* Supplied data *

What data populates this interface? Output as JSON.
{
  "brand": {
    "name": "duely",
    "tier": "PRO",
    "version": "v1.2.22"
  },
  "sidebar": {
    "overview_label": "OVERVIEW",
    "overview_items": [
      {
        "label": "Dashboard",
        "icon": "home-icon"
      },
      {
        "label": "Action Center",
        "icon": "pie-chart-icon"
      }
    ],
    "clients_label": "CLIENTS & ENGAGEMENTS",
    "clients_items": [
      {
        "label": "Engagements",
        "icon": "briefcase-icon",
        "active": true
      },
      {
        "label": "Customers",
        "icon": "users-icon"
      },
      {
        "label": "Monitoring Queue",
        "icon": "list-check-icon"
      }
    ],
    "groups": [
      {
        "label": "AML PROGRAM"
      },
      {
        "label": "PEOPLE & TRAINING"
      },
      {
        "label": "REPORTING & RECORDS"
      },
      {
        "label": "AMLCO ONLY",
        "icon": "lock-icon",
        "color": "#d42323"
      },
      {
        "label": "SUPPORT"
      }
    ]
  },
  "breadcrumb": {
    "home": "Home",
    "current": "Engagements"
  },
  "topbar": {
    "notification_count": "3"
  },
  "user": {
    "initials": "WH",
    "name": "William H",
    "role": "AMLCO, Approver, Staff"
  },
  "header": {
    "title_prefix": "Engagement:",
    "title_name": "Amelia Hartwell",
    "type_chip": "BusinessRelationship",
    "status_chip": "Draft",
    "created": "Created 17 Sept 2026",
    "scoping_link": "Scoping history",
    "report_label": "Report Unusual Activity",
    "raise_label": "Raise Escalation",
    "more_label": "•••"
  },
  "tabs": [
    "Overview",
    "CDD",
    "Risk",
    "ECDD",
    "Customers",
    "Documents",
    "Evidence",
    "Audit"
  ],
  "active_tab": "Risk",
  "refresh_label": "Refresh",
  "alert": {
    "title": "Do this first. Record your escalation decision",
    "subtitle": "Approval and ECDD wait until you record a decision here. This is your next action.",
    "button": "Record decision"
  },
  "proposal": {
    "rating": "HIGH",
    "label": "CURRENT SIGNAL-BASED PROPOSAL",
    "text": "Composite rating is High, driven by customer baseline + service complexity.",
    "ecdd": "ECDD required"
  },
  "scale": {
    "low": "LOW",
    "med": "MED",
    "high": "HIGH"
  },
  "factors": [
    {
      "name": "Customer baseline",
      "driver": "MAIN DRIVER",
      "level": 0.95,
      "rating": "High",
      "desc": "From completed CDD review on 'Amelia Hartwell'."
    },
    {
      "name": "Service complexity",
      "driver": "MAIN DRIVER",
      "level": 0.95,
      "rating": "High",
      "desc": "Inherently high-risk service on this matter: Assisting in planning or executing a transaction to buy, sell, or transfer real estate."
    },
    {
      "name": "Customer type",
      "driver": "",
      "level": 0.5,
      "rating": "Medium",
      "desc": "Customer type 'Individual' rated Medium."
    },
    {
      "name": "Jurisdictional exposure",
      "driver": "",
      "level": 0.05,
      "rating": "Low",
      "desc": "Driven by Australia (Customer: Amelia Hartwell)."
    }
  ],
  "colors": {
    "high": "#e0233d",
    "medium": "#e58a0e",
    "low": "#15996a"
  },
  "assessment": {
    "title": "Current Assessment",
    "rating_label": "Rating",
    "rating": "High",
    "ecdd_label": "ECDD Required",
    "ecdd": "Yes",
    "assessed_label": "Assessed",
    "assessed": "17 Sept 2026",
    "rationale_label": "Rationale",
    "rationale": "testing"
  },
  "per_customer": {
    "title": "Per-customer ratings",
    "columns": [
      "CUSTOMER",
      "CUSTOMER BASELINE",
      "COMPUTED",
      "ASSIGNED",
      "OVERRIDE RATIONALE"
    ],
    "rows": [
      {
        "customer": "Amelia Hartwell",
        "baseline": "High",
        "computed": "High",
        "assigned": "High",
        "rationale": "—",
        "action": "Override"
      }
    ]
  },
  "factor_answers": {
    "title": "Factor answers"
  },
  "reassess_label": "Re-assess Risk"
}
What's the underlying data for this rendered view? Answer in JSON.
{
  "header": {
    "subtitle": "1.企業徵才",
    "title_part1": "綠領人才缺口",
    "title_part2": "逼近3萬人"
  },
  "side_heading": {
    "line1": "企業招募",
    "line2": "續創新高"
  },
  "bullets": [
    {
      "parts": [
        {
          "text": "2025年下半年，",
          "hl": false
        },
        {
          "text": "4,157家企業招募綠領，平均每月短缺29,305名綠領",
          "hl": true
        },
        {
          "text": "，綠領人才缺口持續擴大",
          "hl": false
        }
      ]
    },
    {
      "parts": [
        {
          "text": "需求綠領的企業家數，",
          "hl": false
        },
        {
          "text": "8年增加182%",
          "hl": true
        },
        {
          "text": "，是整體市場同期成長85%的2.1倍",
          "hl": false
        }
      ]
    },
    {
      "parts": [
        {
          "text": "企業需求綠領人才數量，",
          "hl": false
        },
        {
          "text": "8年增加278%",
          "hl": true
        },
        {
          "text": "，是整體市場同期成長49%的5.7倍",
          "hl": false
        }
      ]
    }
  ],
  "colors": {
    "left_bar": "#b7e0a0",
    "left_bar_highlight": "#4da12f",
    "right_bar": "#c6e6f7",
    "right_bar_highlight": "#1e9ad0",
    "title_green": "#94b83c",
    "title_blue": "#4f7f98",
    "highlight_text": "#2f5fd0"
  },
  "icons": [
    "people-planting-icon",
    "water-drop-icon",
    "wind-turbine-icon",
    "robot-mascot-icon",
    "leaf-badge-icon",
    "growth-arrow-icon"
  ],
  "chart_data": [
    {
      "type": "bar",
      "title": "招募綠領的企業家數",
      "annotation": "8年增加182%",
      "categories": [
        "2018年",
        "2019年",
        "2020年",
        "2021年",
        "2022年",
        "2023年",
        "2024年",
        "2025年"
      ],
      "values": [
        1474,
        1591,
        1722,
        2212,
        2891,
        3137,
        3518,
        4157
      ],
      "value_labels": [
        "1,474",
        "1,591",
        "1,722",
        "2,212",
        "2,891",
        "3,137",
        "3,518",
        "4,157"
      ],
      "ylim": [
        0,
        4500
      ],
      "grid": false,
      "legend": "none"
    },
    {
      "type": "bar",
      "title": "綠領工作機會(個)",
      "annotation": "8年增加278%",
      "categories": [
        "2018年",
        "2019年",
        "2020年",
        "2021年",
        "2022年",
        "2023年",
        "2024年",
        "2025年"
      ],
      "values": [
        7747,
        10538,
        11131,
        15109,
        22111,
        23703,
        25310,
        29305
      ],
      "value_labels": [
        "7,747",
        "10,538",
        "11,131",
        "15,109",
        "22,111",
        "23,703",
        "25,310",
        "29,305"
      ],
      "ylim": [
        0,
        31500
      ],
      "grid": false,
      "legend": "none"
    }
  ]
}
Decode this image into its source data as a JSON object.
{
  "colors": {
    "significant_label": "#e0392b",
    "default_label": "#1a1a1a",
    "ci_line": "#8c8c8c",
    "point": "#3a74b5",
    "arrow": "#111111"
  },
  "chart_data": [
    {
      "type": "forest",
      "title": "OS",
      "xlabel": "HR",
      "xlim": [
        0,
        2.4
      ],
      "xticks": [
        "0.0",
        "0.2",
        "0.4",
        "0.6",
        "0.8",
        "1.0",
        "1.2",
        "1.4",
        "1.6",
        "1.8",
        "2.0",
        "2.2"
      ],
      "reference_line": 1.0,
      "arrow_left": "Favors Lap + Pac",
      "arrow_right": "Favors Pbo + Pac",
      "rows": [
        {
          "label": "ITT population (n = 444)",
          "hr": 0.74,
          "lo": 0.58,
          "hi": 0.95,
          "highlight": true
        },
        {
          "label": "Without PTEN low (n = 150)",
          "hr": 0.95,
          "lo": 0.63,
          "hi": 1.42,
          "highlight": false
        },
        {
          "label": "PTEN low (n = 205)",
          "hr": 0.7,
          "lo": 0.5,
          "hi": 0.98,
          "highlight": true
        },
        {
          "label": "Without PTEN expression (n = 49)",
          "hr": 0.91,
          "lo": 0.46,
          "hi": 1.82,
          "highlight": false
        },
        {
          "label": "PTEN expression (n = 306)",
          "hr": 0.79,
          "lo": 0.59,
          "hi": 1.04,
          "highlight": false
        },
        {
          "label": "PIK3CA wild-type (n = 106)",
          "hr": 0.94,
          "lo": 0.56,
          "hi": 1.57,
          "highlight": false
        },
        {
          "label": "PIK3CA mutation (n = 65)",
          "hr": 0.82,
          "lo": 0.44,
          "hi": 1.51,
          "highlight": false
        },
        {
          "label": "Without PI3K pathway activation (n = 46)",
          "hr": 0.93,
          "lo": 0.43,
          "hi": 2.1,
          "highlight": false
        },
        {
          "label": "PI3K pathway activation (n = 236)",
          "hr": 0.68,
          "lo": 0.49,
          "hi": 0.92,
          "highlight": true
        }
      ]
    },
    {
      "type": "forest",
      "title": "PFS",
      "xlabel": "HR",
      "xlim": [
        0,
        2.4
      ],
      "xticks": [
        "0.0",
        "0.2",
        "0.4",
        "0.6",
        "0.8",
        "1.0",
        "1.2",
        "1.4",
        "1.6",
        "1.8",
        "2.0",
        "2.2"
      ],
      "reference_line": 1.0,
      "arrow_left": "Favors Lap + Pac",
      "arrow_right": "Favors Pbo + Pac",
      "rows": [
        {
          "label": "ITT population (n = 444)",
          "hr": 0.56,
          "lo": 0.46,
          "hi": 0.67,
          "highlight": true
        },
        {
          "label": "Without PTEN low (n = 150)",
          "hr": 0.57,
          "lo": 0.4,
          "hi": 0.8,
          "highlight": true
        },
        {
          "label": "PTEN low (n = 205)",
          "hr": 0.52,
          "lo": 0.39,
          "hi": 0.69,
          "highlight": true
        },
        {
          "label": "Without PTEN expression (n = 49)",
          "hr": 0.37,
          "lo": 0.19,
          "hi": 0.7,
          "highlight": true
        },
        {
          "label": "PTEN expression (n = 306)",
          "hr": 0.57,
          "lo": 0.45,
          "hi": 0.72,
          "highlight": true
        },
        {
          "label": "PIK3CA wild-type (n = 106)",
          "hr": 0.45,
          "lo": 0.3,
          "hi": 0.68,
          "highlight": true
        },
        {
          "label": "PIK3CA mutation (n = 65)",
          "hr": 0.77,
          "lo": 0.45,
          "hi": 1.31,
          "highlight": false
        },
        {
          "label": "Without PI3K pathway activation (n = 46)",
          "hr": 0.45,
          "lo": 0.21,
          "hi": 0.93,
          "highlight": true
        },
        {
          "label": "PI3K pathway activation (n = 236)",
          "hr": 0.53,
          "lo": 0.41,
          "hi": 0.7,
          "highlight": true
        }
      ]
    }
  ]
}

* The task *
Where a line of the records above holds the word "Hartwell", copy that line.

* Task output *
    "title_name": "Amelia Hartwell",
      "desc": "From completed CDD review on 'Amelia Hartwell'."
      "desc": "Driven by Australia (Customer: Amelia Hartwell)."
        "customer": "Amelia Hartwell",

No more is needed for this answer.